State the number of lines that include the string "населения", and write nothing else.
:: Information supplied
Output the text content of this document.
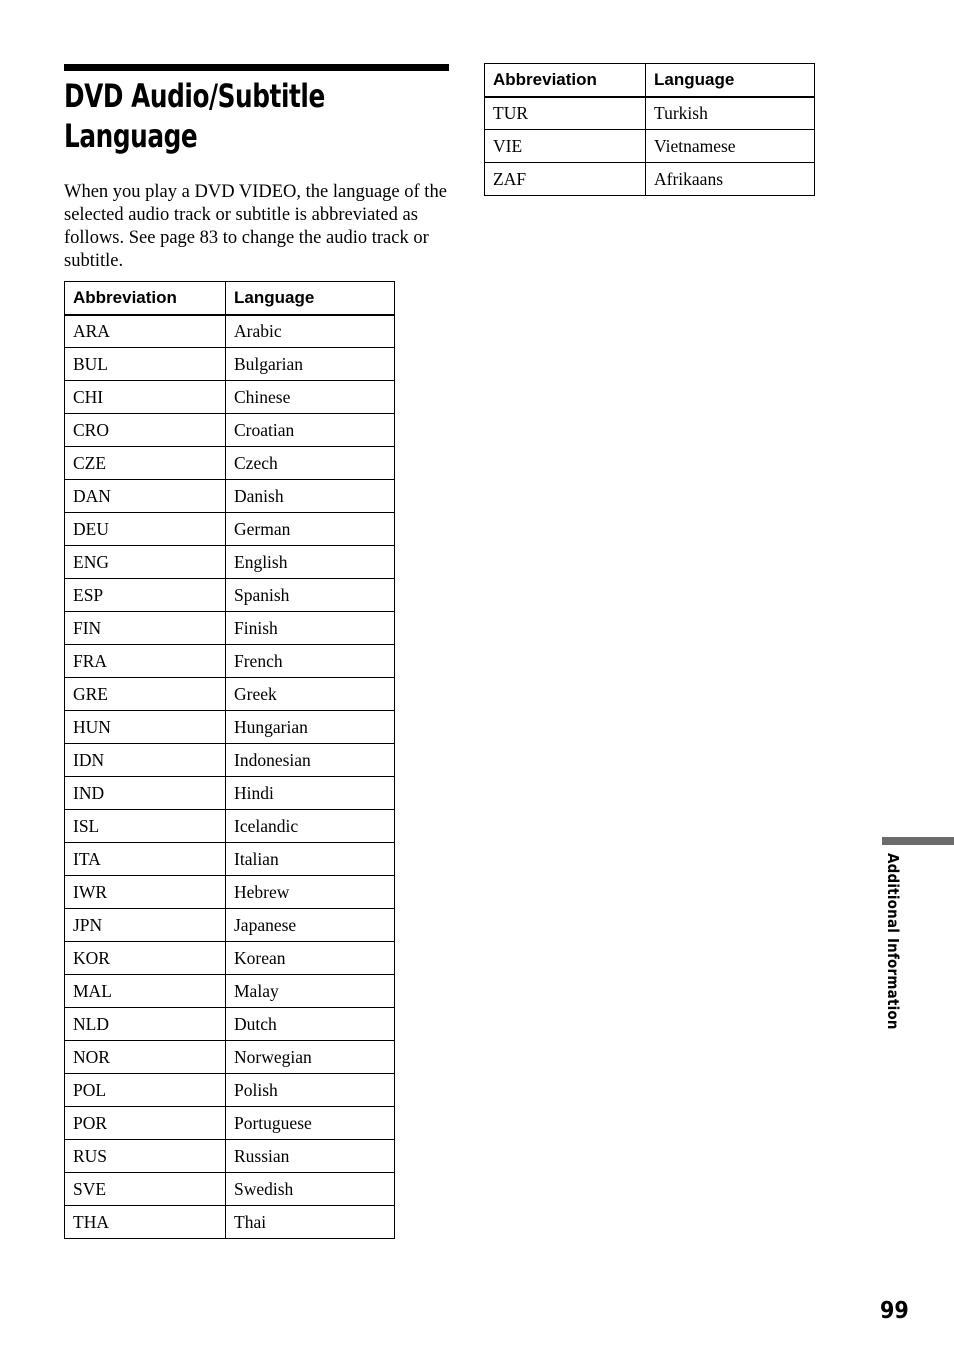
DVD Audio/Subtitle
Language

When you play a DVD VIDEO, the language of the selected audio track or subtitle is abbreviated as follows. See page 83 to change the audio track or subtitle.

Abbreviation	Language
ARA	Arabic
BUL	Bulgarian
CHI	Chinese
CRO	Croatian
CZE	Czech
DAN	Danish
DEU	German
ENG	English
ESP	Spanish
FIN	Finish
FRA	French
GRE	Greek
HUN	Hungarian
IDN	Indonesian
IND	Hindi
ISL	Icelandic
ITA	Italian
IWR	Hebrew
JPN	Japanese
KOR	Korean
MAL	Malay
NLD	Dutch
NOR	Norwegian
POL	Polish
POR	Portuguese
RUS	Russian
SVE	Swedish
THA	Thai
Abbreviation	Language
TUR	Turkish
VIE	Vietnamese
ZAF	Afrikaans
Additional Information
99
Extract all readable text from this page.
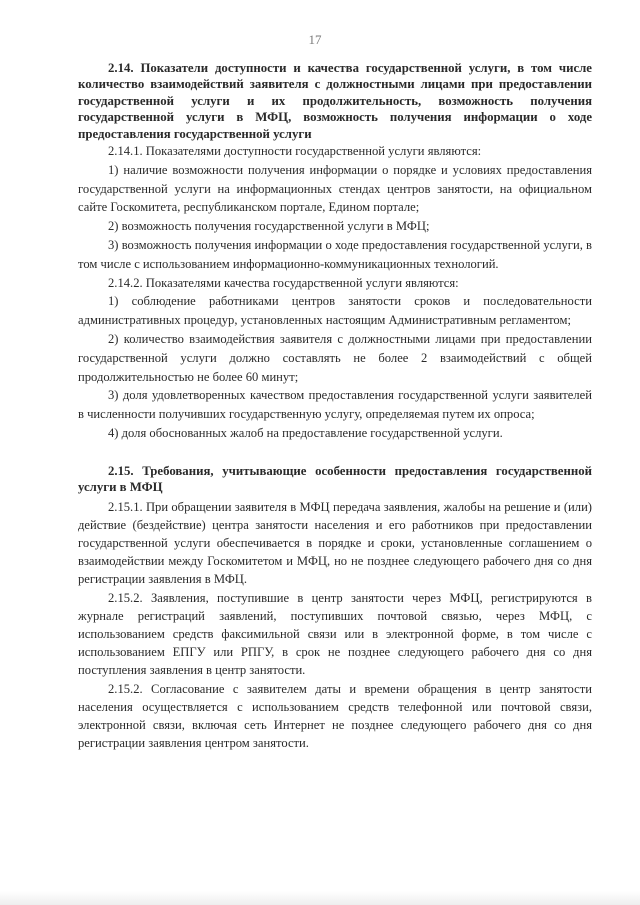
17

2.14. Показатели доступности и качества государственной услуги, в том числе количество взаимодействий заявителя с должностными лицами при предоставлении государственной услуги и их продолжительность, возможность получения государственной услуги в МФЦ, возможность получения информации о ходе предоставления государственной услуги

2.14.1. Показателями доступности государственной услуги являются:

1) наличие возможности получения информации о порядке и условиях предоставления государственной услуги на информационных стендах центров занятости, на официальном сайте Госкомитета, республиканском портале, Едином портале;

2) возможность получения государственной услуги в МФЦ;

3) возможность получения информации о ходе предоставления государственной услуги, в том числе с использованием информационно-коммуникационных технологий.

2.14.2. Показателями качества государственной услуги являются:

1) соблюдение работниками центров занятости сроков и последовательности административных процедур, установленных настоящим Административным регламентом;

2) количество взаимодействия заявителя с должностными лицами при предоставлении государственной услуги должно составлять не более 2 взаимодействий с общей продолжительностью не более 60 минут;

3) доля удовлетворенных качеством предоставления государственной услуги заявителей в численности получивших государственную услугу, определяемая путем их опроса;

4) доля обоснованных жалоб на предоставление государственной услуги.

2.15. Требования, учитывающие особенности предоставления государственной услуги в МФЦ

2.15.1. При обращении заявителя в МФЦ передача заявления, жалобы на решение и (или) действие (бездействие) центра занятости населения и его работников при предоставлении государственной услуги обеспечивается в порядке и сроки, установленные соглашением о взаимодействии между Госкомитетом и МФЦ, но не позднее следующего рабочего дня со дня регистрации заявления в МФЦ.

2.15.2. Заявления, поступившие в центр занятости через МФЦ, регистрируются в журнале регистраций заявлений, поступивших почтовой связью, через МФЦ, с использованием средств факсимильной связи или в электронной форме, в том числе с использованием ЕПГУ или РПГУ, в срок не позднее следующего рабочего дня со дня поступления заявления в центр занятости.

2.15.2. Согласование с заявителем даты и времени обращения в центр занятости населения осуществляется с использованием средств телефонной или почтовой связи, электронной связи, включая сеть Интернет не позднее следующего рабочего дня со дня регистрации заявления центром занятости.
::::
Finished task
2